--- Stored rows ---

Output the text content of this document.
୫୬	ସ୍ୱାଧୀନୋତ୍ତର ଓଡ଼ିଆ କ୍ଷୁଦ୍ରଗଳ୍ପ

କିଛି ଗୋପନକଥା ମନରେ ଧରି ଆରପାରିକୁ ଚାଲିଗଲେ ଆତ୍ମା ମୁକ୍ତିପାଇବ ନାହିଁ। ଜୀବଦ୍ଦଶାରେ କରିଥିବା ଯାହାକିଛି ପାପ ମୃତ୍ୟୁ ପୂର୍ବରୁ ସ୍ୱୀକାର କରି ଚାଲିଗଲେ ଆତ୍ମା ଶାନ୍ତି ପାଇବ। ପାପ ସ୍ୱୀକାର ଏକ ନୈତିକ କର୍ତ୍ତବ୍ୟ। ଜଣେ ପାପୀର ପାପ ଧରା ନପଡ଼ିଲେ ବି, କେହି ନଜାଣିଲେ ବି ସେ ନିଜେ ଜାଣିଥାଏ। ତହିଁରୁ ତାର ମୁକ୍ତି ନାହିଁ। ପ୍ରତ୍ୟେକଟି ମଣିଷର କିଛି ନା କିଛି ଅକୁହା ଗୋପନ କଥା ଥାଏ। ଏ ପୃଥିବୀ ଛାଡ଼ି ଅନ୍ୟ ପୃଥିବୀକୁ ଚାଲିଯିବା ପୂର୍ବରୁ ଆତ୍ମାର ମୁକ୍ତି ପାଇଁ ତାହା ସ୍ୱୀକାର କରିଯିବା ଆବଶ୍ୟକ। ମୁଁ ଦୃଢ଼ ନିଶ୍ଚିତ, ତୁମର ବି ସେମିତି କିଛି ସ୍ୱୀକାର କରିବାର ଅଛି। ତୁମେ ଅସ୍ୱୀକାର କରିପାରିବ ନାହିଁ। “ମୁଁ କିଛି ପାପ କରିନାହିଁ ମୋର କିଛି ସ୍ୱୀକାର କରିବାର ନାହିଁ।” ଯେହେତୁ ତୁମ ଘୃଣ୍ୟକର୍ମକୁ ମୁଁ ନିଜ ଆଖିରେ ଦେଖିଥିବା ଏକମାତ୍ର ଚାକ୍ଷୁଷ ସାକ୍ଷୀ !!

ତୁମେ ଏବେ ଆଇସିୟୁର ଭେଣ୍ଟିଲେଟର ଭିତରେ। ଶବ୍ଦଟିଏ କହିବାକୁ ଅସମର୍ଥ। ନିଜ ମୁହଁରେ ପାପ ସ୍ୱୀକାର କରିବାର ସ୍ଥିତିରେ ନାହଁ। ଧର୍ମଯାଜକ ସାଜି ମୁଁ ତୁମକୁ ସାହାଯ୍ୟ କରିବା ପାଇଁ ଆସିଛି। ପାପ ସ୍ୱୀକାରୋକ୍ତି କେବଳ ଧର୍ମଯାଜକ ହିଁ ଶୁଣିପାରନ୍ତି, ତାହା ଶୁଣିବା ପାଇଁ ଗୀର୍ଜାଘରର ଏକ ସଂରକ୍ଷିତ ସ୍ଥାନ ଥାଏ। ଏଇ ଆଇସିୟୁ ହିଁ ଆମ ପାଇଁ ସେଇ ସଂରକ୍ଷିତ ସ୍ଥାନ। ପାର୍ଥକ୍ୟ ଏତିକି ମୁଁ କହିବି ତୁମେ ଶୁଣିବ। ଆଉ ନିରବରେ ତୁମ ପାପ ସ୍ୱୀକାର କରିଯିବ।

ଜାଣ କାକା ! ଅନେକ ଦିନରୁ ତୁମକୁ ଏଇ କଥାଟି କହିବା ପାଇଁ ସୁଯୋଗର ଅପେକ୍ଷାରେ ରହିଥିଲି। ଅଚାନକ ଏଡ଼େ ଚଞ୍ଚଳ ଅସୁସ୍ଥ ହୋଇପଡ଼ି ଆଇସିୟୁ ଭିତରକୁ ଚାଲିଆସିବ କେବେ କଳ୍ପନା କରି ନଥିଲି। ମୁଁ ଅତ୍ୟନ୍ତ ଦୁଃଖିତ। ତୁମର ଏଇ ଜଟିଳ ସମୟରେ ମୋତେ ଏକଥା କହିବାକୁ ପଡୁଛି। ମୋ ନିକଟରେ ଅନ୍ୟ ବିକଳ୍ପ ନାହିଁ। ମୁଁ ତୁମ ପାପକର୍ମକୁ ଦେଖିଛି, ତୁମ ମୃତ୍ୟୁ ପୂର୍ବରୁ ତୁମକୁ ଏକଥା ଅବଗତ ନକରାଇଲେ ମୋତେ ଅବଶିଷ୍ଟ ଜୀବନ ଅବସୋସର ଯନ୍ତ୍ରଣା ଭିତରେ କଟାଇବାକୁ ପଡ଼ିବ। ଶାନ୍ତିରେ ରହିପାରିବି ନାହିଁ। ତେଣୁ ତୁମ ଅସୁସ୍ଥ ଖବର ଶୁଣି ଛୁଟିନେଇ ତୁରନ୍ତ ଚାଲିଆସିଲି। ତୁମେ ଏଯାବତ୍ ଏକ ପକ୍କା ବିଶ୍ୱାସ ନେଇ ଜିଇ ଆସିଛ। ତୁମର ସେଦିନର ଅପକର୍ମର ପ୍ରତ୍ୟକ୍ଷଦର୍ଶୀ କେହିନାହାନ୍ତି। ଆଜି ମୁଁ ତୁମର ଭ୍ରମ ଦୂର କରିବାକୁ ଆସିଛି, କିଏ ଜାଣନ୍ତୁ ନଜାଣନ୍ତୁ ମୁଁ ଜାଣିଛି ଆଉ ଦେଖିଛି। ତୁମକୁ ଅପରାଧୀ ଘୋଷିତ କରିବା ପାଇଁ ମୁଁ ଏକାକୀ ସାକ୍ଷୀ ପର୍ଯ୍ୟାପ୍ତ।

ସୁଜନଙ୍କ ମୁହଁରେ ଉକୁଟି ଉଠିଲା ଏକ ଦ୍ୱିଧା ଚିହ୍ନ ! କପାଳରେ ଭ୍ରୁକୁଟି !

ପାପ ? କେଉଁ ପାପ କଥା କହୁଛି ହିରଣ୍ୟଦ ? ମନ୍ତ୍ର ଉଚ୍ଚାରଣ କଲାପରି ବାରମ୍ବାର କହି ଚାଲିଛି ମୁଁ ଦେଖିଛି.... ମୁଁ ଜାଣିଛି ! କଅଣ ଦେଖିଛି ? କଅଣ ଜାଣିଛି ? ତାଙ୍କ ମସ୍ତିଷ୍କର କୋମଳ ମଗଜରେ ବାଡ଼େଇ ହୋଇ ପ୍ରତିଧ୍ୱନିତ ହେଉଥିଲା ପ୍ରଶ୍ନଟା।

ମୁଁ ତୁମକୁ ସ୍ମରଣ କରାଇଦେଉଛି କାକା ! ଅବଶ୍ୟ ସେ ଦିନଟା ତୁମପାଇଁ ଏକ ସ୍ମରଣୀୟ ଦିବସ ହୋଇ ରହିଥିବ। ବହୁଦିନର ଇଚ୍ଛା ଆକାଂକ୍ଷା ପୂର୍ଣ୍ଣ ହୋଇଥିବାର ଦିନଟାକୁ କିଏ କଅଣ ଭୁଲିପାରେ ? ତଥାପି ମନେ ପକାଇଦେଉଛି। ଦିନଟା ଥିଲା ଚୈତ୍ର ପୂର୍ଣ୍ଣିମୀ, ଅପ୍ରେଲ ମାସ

---

> **Your instructions**
Please output the complete data exactly.

> **Complete response**
Output the text content of this document.
୫୬	ସ୍ୱାଧୀନୋତ୍ତର ଓଡ଼ିଆ କ୍ଷୁଦ୍ରଗଳ୍ପ

କିଛି ଗୋପନକଥା ମନରେ ଧରି ଆରପାରିକୁ ଚାଲିଗଲେ ଆତ୍ମା ମୁକ୍ତିପାଇବ ନାହିଁ। ଜୀବଦ୍ଦଶାରେ କରିଥିବା ଯାହାକିଛି ପାପ ମୃତ୍ୟୁ ପୂର୍ବରୁ ସ୍ୱୀକାର କରି ଚାଲିଗଲେ ଆତ୍ମା ଶାନ୍ତି ପାଇବ। ପାପ ସ୍ୱୀକାର ଏକ ନୈତିକ କର୍ତ୍ତବ୍ୟ। ଜଣେ ପାପୀର ପାପ ଧରା ନପଡ଼ିଲେ ବି, କେହି ନଜାଣିଲେ ବି ସେ ନିଜେ ଜାଣିଥାଏ। ତହିଁରୁ ତାର ମୁକ୍ତି ନାହିଁ। ପ୍ରତ୍ୟେକଟି ମଣିଷର କିଛି ନା କିଛି ଅକୁହା ଗୋପନ କଥା ଥାଏ। ଏ ପୃଥିବୀ ଛାଡ଼ି ଅନ୍ୟ ପୃଥିବୀକୁ ଚାଲିଯିବା ପୂର୍ବରୁ ଆତ୍ମାର ମୁକ୍ତି ପାଇଁ ତାହା ସ୍ୱୀକାର କରିଯିବା ଆବଶ୍ୟକ। ମୁଁ ଦୃଢ଼ ନିଶ୍ଚିତ, ତୁମର ବି ସେମିତି କିଛି ସ୍ୱୀକାର କରିବାର ଅଛି। ତୁମେ ଅସ୍ୱୀକାର କରିପାରିବ ନାହିଁ। “ମୁଁ କିଛି ପାପ କରିନାହିଁ ମୋର କିଛି ସ୍ୱୀକାର କରିବାର ନାହିଁ।” ଯେହେତୁ ତୁମ ଘୃଣ୍ୟକର୍ମକୁ ମୁଁ ନିଜ ଆଖିରେ ଦେଖିଥିବା ଏକମାତ୍ର ଚାକ୍ଷୁଷ ସାକ୍ଷୀ !!

ତୁମେ ଏବେ ଆଇସିୟୁର ଭେଣ୍ଟିଲେଟର ଭିତରେ। ଶବ୍ଦଟିଏ କହିବାକୁ ଅସମର୍ଥ। ନିଜ ମୁହଁରେ ପାପ ସ୍ୱୀକାର କରିବାର ସ୍ଥିତିରେ ନାହଁ। ଧର୍ମଯାଜକ ସାଜି ମୁଁ ତୁମକୁ ସାହାଯ୍ୟ କରିବା ପାଇଁ ଆସିଛି। ପାପ ସ୍ୱୀକାରୋକ୍ତି କେବଳ ଧର୍ମଯାଜକ ହିଁ ଶୁଣିପାରନ୍ତି, ତାହା ଶୁଣିବା ପାଇଁ ଗୀର୍ଜାଘରର ଏକ ସଂରକ୍ଷିତ ସ୍ଥାନ ଥାଏ। ଏଇ ଆଇସିୟୁ ହିଁ ଆମ ପାଇଁ ସେଇ ସଂରକ୍ଷିତ ସ୍ଥାନ। ପାର୍ଥକ୍ୟ ଏତିକି ମୁଁ କହିବି ତୁମେ ଶୁଣିବ। ଆଉ ନିରବରେ ତୁମ ପାପ ସ୍ୱୀକାର କରିଯିବ।

ଜାଣ କାକା ! ଅନେକ ଦିନରୁ ତୁମକୁ ଏଇ କଥାଟି କହିବା ପାଇଁ ସୁଯୋଗର ଅପେକ୍ଷାରେ ରହିଥିଲି। ଅଚାନକ ଏଡ଼େ ଚଞ୍ଚଳ ଅସୁସ୍ଥ ହୋଇପଡ଼ି ଆଇସିୟୁ ଭିତରକୁ ଚାଲିଆସିବ କେବେ କଳ୍ପନା କରି ନଥିଲି। ମୁଁ ଅତ୍ୟନ୍ତ ଦୁଃଖିତ। ତୁମର ଏଇ ଜଟିଳ ସମୟରେ ମୋତେ ଏକଥା କହିବାକୁ ପଡୁଛି। ମୋ ନିକଟରେ ଅନ୍ୟ ବିକଳ୍ପ ନାହିଁ। ମୁଁ ତୁମ ପାପକର୍ମକୁ ଦେଖିଛି, ତୁମ ମୃତ୍ୟୁ ପୂର୍ବରୁ ତୁମକୁ ଏକଥା ଅବଗତ ନକରାଇଲେ ମୋତେ ଅବଶିଷ୍ଟ ଜୀବନ ଅବସୋସର ଯନ୍ତ୍ରଣା ଭିତରେ କଟାଇବାକୁ ପଡ଼ିବ। ଶାନ୍ତିରେ ରହିପାରିବି ନାହିଁ। ତେଣୁ ତୁମ ଅସୁସ୍ଥ ଖବର ଶୁଣି ଛୁଟିନେଇ ତୁରନ୍ତ ଚାଲିଆସିଲି। ତୁମେ ଏଯାବତ୍ ଏକ ପକ୍କା ବିଶ୍ୱାସ ନେଇ ଜିଇ ଆସିଛ। ତୁମର ସେଦିନର ଅପକର୍ମର ପ୍ରତ୍ୟକ୍ଷଦର୍ଶୀ କେହିନାହାନ୍ତି। ଆଜି ମୁଁ ତୁମର ଭ୍ରମ ଦୂର କରିବାକୁ ଆସିଛି, କିଏ ଜାଣନ୍ତୁ ନଜାଣନ୍ତୁ ମୁଁ ଜାଣିଛି ଆଉ ଦେଖିଛି। ତୁମକୁ ଅପରାଧୀ ଘୋଷିତ କରିବା ପାଇଁ ମୁଁ ଏକାକୀ ସାକ୍ଷୀ ପର୍ଯ୍ୟାପ୍ତ।

ସୁଜନଙ୍କ ମୁହଁରେ ଉକୁଟି ଉଠିଲା ଏକ ଦ୍ୱିଧା ଚିହ୍ନ ! କପାଳରେ ଭ୍ରୁକୁଟି !

ପାପ ? କେଉଁ ପାପ କଥା କହୁଛି ହିରଣ୍ୟଦ ? ମନ୍ତ୍ର ଉଚ୍ଚାରଣ କଲାପରି ବାରମ୍ବାର କହି ଚାଲିଛି ମୁଁ ଦେଖିଛି.... ମୁଁ ଜାଣିଛି ! କଅଣ ଦେଖିଛି ? କଅଣ ଜାଣିଛି ? ତାଙ୍କ ମସ୍ତିଷ୍କର କୋମଳ ମଗଜରେ ବାଡ଼େଇ ହୋଇ ପ୍ରତିଧ୍ୱନିତ ହେଉଥିଲା ପ୍ରଶ୍ନଟା।

ମୁଁ ତୁମକୁ ସ୍ମରଣ କରାଇଦେଉଛି କାକା ! ଅବଶ୍ୟ ସେ ଦିନଟା ତୁମପାଇଁ ଏକ ସ୍ମରଣୀୟ ଦିବସ ହୋଇ ରହିଥିବ। ବହୁଦିନର ଇଚ୍ଛା ଆକାଂକ୍ଷା ପୂର୍ଣ୍ଣ ହୋଇଥିବାର ଦିନଟାକୁ କିଏ କଅଣ ଭୁଲିପାରେ ? ତଥାପି ମନେ ପକାଇଦେଉଛି। ଦିନଟା ଥିଲା ଚୈତ୍ର ପୂର୍ଣ୍ଣିମୀ, ଅପ୍ରେଲ ମାସ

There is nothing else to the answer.